- _Source data_
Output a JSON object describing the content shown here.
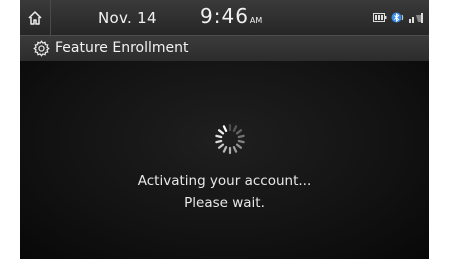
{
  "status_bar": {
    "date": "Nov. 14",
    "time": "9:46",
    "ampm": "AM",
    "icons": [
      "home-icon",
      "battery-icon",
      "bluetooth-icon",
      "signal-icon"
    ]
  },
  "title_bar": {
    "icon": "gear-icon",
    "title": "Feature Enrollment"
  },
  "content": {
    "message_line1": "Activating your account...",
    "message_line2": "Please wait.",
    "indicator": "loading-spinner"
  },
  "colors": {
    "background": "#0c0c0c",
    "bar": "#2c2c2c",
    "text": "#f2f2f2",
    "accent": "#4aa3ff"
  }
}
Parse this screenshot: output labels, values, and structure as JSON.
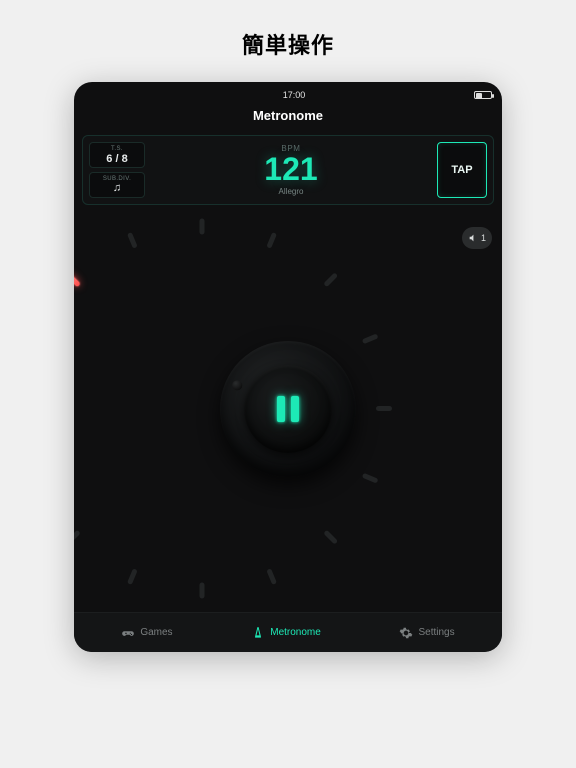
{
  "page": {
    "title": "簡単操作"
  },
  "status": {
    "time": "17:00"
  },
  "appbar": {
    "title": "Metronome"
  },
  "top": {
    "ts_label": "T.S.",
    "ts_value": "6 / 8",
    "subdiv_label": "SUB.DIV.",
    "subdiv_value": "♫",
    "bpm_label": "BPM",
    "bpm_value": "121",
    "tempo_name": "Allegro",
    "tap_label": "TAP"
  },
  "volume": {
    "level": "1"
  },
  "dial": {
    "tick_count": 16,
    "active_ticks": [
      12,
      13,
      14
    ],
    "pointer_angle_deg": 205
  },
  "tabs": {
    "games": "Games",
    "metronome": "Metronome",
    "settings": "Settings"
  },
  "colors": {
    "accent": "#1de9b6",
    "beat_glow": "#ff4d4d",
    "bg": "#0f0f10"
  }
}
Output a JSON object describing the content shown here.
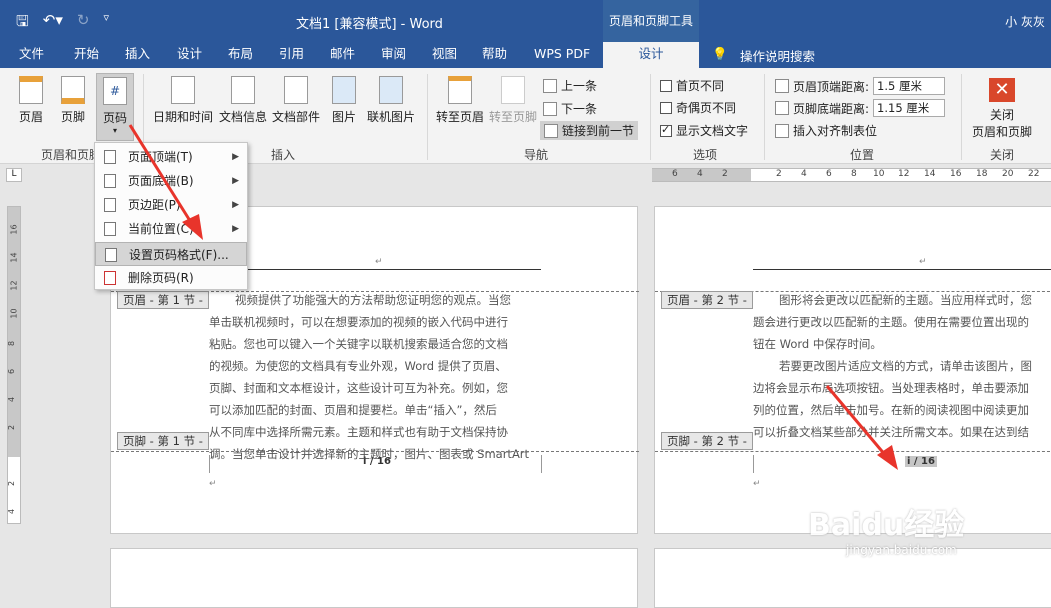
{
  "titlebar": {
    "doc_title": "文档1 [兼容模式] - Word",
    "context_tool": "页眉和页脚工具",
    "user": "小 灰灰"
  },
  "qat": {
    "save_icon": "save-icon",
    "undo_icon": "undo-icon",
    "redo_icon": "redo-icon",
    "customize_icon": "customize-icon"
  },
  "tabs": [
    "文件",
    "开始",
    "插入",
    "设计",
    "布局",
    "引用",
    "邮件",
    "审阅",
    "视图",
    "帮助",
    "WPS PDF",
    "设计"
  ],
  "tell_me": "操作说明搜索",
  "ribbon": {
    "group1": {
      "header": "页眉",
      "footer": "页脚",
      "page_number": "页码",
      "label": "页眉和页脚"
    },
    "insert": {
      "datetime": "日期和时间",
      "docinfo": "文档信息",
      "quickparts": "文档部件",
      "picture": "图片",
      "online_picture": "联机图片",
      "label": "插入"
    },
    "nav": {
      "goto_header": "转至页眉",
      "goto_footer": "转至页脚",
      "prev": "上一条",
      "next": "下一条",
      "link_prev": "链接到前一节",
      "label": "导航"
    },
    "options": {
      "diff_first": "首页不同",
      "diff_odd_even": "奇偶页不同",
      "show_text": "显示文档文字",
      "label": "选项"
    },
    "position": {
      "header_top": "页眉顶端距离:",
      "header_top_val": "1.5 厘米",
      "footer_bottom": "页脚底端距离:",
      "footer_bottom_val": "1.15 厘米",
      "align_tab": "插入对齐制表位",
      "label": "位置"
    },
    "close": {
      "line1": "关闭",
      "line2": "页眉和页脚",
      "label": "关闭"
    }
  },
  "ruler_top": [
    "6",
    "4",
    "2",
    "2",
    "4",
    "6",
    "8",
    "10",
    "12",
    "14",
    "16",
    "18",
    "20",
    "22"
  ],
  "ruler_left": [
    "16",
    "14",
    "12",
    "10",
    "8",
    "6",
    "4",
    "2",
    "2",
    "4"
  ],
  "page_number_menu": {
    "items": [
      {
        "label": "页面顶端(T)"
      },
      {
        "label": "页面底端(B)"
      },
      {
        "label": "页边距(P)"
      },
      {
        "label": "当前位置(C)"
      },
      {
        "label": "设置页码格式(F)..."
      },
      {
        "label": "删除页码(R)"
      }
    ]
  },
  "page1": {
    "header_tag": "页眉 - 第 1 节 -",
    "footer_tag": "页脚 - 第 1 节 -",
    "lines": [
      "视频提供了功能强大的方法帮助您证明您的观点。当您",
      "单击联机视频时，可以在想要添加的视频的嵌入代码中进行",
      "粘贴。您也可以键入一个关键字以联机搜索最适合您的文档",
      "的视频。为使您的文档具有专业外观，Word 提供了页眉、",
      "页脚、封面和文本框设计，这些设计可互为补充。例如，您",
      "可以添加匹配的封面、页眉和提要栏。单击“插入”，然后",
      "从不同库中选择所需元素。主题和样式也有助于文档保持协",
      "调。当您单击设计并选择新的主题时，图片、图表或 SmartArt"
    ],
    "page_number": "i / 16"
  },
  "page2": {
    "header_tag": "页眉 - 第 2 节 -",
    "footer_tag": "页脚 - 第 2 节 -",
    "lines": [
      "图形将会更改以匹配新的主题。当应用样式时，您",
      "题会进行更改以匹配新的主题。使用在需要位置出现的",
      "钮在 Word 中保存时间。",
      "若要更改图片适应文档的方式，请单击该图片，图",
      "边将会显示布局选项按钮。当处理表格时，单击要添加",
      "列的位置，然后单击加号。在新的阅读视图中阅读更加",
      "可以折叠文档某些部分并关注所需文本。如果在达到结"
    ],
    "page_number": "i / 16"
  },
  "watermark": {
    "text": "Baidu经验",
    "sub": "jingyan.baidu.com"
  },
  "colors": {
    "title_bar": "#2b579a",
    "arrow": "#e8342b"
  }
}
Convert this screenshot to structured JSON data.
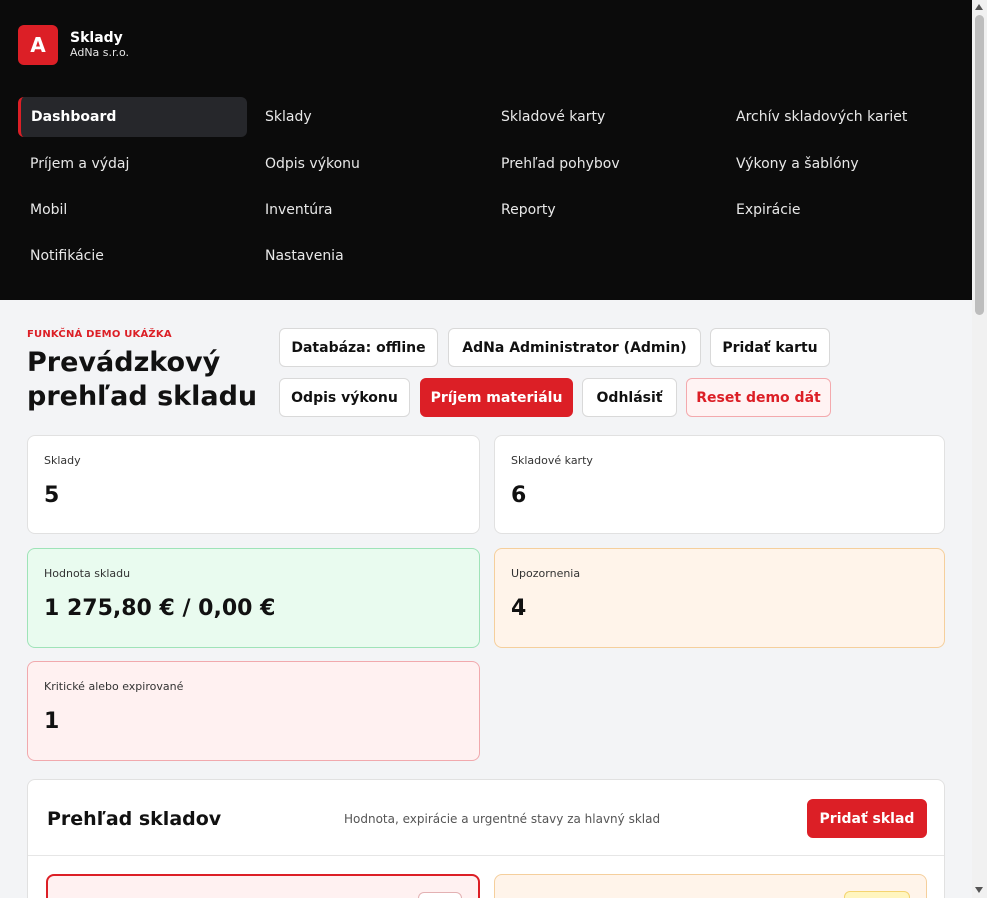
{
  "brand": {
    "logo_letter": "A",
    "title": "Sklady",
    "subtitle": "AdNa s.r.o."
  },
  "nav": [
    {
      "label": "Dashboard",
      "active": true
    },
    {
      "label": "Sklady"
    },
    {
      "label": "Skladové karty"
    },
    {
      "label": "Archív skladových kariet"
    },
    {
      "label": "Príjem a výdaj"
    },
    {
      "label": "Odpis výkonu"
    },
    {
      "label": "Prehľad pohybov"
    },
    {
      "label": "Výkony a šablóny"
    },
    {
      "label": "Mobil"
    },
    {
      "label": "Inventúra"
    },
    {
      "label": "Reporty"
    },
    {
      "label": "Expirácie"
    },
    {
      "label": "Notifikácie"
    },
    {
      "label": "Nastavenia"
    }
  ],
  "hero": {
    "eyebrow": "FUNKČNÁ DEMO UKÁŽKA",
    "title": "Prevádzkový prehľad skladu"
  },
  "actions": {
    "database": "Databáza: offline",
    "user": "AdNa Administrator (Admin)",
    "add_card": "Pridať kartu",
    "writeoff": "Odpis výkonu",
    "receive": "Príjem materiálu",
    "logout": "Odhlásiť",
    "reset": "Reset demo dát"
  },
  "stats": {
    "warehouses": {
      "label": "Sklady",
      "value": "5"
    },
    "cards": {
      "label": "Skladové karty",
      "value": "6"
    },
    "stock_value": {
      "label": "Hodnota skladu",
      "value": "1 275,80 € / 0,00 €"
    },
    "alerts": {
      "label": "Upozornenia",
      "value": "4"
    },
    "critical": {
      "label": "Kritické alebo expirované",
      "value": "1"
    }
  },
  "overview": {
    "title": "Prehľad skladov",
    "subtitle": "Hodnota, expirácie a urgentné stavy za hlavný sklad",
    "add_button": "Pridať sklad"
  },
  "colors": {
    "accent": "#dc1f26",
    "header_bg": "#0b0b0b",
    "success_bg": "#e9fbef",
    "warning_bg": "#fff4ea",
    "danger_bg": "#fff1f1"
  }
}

- _To do_
Locate the lines above that contain "karty" and copy them.

- _Result of the exercise_
      "label": "Skladové karty"
      "label": "Skladové karty",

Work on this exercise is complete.